--- begin RECORD SET ---

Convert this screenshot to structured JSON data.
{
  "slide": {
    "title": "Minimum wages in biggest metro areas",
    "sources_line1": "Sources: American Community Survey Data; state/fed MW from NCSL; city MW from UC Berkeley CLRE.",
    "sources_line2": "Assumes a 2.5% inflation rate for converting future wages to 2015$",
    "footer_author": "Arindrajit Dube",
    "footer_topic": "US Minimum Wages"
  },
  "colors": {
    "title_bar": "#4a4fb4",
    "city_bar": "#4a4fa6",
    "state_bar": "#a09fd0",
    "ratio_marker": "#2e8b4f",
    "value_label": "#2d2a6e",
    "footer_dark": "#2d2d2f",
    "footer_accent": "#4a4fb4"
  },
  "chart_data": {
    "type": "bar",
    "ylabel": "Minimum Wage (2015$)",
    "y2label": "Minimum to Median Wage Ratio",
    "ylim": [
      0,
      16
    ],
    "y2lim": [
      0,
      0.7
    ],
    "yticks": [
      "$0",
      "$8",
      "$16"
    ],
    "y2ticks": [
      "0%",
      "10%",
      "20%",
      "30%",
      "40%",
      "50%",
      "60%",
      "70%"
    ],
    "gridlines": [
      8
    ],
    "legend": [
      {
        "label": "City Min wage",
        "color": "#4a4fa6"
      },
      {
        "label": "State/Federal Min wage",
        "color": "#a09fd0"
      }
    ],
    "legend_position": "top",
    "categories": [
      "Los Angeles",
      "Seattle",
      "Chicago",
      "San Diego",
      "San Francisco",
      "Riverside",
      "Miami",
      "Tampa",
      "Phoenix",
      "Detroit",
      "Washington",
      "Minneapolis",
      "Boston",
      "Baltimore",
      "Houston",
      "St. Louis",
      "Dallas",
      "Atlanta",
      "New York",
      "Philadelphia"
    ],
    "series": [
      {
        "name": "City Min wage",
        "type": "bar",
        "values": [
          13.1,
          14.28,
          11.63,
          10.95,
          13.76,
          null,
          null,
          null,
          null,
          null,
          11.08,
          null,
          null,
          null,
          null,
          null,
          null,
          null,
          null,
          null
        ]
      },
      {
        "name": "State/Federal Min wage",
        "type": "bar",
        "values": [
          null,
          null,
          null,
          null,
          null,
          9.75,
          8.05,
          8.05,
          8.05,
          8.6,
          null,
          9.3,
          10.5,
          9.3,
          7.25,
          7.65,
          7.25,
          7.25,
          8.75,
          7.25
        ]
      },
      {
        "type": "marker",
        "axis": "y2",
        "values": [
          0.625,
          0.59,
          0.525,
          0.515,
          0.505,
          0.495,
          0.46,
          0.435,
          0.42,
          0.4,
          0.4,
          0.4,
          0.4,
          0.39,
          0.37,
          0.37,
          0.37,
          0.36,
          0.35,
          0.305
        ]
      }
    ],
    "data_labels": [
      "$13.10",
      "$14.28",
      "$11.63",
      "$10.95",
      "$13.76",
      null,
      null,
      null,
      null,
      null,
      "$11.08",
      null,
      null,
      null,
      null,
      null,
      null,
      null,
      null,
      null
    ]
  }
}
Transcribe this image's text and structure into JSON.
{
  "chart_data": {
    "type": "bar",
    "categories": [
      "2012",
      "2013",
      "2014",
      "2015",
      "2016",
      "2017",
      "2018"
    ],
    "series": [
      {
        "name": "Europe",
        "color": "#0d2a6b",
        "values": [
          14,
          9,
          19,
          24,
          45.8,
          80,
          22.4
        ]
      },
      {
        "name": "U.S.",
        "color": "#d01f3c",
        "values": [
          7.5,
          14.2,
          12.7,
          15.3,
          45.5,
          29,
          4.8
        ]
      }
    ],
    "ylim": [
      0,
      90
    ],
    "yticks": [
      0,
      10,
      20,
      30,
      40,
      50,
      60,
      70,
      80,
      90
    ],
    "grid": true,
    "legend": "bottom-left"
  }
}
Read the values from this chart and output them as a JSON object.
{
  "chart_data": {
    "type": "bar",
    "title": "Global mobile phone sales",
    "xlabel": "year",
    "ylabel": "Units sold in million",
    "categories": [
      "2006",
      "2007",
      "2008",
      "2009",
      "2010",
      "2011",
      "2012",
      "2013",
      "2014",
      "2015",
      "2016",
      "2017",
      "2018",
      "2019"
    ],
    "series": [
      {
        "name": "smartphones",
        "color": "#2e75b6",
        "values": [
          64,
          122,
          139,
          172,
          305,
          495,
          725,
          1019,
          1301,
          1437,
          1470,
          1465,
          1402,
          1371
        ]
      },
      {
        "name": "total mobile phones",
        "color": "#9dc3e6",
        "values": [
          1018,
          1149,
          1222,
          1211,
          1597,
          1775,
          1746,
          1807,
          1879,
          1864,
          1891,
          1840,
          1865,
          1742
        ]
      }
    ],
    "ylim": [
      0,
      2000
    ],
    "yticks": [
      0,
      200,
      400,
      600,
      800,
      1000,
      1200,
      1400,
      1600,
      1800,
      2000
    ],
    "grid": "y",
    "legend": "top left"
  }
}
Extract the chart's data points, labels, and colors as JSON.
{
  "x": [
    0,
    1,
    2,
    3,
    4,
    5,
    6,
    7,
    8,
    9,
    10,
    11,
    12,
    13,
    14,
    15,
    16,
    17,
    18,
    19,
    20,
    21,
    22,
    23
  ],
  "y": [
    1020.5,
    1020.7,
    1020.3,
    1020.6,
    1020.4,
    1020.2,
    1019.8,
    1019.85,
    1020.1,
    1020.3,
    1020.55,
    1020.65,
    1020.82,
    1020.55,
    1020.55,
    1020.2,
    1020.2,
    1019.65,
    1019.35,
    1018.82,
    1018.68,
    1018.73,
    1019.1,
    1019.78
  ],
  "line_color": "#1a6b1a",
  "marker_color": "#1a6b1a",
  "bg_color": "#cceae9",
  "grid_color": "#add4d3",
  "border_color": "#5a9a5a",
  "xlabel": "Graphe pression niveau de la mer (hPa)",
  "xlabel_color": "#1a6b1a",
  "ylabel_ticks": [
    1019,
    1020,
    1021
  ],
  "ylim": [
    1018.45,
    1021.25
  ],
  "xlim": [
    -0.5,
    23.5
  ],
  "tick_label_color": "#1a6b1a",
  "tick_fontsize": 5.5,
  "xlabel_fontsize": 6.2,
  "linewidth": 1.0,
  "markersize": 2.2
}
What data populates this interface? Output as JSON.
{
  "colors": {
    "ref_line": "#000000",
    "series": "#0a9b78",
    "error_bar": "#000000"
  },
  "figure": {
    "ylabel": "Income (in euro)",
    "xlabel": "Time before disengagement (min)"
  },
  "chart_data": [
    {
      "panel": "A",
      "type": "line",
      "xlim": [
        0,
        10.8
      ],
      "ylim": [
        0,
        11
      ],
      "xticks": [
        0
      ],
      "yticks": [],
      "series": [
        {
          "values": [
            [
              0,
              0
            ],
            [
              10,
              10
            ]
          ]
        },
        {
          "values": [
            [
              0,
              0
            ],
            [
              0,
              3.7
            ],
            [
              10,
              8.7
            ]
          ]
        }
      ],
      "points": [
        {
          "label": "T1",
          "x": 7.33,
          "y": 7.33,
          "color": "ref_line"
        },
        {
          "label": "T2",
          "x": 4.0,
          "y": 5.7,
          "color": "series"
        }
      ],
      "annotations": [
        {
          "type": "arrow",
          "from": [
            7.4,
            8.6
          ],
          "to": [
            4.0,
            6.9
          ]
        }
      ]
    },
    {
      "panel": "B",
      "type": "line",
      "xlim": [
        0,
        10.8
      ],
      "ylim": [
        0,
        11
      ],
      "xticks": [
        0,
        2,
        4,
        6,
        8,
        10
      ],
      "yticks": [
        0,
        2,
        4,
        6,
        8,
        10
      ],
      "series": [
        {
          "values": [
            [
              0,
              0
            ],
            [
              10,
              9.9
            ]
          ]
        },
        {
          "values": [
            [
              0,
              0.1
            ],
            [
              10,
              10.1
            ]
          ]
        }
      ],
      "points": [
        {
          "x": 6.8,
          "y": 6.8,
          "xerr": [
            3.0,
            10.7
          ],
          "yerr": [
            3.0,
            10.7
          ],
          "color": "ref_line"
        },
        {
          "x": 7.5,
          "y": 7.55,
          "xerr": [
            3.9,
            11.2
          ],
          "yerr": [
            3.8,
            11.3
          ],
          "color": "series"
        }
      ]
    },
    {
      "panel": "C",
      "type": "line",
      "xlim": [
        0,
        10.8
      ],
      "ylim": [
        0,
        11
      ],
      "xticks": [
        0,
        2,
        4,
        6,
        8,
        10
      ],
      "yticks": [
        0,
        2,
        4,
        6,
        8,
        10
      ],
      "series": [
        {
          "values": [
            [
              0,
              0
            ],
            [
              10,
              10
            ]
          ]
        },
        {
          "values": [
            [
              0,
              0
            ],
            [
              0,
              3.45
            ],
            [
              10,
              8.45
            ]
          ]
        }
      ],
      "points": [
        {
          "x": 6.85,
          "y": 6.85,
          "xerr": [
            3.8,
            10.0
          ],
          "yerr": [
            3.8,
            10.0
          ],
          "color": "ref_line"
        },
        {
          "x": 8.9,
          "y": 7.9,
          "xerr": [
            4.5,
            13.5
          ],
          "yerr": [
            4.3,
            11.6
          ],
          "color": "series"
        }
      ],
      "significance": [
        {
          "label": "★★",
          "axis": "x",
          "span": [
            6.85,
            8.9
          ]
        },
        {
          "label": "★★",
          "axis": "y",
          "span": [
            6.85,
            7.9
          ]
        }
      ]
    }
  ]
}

--- end RECORD SET ---

### EXERCISE
Using the entries above, state how many lines include the word "JSON", with no other words.

### EXERCISE RESPONSE
5